--- Goal ---
Repeat the material exactly, every line of it.
------------------------------------------------------------------------
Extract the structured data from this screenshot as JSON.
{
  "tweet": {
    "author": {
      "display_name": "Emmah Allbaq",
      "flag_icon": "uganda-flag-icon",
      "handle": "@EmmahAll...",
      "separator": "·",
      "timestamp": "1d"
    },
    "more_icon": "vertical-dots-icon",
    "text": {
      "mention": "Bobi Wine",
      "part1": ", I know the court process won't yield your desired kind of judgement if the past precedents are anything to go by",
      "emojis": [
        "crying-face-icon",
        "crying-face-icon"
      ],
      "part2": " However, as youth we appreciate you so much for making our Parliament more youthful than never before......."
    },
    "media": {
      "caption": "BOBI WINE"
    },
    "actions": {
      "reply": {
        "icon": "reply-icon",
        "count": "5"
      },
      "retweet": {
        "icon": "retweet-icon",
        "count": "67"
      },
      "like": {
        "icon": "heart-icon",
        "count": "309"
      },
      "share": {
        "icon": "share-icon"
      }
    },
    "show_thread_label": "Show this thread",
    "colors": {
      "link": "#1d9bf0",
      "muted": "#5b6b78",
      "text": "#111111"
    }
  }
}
------------------------------------------------------------------------
--- Solution ---
Extract the structured data from this screenshot as JSON.
{
  "tweet": {
    "author": {
      "display_name": "Emmah Allbaq",
      "flag_icon": "uganda-flag-icon",
      "handle": "@EmmahAll...",
      "separator": "·",
      "timestamp": "1d"
    },
    "more_icon": "vertical-dots-icon",
    "text": {
      "mention": "Bobi Wine",
      "part1": ", I know the court process won't yield your desired kind of judgement if the past precedents are anything to go by",
      "emojis": [
        "crying-face-icon",
        "crying-face-icon"
      ],
      "part2": " However, as youth we appreciate you so much for making our Parliament more youthful than never before......."
    },
    "media": {
      "caption": "BOBI WINE"
    },
    "actions": {
      "reply": {
        "icon": "reply-icon",
        "count": "5"
      },
      "retweet": {
        "icon": "retweet-icon",
        "count": "67"
      },
      "like": {
        "icon": "heart-icon",
        "count": "309"
      },
      "share": {
        "icon": "share-icon"
      }
    },
    "show_thread_label": "Show this thread",
    "colors": {
      "link": "#1d9bf0",
      "muted": "#5b6b78",
      "text": "#111111"
    }
  }
}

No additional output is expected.